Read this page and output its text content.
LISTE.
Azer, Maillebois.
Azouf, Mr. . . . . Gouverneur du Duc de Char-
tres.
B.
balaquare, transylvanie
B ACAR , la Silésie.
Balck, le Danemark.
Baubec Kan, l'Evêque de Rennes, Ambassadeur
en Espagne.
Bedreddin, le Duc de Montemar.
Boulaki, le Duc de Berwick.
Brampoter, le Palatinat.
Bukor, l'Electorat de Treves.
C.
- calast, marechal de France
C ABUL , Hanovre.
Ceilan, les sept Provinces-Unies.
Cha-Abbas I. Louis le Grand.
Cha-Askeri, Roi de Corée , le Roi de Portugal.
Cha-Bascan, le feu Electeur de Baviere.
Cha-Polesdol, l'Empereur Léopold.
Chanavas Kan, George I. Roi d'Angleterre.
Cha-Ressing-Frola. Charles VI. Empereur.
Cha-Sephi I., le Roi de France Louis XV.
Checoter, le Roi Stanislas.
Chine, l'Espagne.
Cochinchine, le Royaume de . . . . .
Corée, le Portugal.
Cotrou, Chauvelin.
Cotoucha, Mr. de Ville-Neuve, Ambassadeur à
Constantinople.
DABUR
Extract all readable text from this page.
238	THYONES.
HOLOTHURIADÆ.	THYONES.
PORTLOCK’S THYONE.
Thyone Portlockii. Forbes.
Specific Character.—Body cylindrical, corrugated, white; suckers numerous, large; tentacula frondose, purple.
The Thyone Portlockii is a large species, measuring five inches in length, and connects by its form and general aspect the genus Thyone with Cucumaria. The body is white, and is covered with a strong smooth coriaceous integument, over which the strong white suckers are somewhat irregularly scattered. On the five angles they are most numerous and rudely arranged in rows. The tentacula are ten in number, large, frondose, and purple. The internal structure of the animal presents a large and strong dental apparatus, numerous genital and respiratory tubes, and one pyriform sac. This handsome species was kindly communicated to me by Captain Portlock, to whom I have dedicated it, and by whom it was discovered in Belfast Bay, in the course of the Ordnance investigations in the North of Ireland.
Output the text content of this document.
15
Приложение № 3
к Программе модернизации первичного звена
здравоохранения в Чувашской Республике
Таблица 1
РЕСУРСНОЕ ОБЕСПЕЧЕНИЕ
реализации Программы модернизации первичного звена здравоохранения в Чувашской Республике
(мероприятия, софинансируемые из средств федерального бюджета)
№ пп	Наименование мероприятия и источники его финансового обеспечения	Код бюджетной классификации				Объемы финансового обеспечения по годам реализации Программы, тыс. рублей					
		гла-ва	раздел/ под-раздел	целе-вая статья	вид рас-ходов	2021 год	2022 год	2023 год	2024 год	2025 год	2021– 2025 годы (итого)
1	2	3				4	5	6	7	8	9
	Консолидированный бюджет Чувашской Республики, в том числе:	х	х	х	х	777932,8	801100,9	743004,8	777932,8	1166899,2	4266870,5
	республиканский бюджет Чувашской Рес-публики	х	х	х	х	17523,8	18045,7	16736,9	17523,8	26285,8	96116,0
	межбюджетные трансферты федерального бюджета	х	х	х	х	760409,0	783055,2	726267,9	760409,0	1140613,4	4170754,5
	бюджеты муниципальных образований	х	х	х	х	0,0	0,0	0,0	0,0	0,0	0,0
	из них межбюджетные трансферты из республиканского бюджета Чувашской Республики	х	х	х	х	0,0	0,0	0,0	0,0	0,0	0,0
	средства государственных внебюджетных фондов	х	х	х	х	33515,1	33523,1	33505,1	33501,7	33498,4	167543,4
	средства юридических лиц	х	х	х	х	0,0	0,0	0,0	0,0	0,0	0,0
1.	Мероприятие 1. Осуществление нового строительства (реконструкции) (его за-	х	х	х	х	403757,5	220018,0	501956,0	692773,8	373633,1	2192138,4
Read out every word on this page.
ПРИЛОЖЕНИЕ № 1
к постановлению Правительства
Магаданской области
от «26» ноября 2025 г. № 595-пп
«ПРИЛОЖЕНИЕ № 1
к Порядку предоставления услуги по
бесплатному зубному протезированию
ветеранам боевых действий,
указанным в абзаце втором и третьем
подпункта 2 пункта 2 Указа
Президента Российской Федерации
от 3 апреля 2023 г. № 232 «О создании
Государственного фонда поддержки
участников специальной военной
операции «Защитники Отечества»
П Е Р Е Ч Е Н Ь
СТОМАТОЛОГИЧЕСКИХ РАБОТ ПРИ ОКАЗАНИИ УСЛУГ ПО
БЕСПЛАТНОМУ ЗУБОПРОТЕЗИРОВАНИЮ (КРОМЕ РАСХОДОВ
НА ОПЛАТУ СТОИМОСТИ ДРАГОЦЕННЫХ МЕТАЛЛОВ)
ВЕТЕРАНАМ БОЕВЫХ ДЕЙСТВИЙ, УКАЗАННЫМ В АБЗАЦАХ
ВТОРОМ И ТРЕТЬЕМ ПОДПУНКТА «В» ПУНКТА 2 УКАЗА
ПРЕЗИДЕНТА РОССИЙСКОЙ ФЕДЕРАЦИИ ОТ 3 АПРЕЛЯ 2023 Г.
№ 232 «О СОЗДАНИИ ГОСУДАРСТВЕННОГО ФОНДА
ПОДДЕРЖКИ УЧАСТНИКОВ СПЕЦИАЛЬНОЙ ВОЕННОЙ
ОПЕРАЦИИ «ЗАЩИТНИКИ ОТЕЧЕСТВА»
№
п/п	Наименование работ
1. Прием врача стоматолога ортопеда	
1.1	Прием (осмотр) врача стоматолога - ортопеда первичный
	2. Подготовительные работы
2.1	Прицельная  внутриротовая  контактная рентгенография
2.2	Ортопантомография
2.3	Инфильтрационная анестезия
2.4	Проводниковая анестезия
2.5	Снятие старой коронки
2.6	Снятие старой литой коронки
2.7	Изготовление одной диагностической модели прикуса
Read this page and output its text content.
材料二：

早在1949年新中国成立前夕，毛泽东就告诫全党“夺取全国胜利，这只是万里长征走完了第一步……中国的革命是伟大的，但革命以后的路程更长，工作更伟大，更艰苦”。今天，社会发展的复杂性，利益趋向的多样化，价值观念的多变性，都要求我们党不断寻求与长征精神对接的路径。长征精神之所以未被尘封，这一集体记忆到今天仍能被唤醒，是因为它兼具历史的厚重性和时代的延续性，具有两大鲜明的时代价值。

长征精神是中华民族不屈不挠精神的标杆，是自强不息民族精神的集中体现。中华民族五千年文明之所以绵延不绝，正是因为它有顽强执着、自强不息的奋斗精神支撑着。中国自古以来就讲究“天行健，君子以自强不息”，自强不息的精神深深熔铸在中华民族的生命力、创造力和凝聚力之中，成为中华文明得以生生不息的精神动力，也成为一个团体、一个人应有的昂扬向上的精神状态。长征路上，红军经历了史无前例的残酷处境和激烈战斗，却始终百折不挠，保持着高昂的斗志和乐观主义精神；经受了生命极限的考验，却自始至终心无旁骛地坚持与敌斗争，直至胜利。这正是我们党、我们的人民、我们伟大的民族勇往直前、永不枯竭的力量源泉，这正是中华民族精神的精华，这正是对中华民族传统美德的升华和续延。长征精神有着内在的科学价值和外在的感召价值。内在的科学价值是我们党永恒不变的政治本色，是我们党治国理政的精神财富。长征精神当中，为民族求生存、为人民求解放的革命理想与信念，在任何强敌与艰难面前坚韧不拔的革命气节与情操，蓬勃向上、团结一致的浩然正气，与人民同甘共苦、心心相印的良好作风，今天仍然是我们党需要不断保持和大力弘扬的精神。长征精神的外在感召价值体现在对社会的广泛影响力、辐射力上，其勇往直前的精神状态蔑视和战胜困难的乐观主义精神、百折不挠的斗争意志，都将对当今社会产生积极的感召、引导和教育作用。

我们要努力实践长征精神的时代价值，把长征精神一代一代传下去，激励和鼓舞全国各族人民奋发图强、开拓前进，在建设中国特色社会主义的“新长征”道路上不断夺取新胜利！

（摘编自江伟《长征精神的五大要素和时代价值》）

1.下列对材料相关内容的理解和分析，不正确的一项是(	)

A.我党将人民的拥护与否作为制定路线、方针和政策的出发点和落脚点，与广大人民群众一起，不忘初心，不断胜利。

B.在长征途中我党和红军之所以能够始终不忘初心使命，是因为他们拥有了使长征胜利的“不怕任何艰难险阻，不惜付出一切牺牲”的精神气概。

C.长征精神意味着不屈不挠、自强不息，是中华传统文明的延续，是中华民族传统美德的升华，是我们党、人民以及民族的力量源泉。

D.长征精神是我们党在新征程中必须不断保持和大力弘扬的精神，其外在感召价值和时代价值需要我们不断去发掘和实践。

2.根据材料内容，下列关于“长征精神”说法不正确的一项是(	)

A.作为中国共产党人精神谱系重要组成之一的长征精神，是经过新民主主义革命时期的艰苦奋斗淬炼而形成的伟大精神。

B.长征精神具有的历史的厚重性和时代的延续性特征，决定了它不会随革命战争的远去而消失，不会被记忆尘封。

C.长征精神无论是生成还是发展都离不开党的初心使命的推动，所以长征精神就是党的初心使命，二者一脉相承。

━━━━━━━━

GIVEN REQUEST :: Collect the complete line wherever the string "Наименование" appears in the records.

SOLUTION FOR THIS EXERCISE ::
№ пп	Наименование мероприятия и источники его финансового обеспечения	Код бюджетной классификации				Объемы финансового обеспечения по годам реализации Программы, тыс. рублей					
п/п	Наименование работ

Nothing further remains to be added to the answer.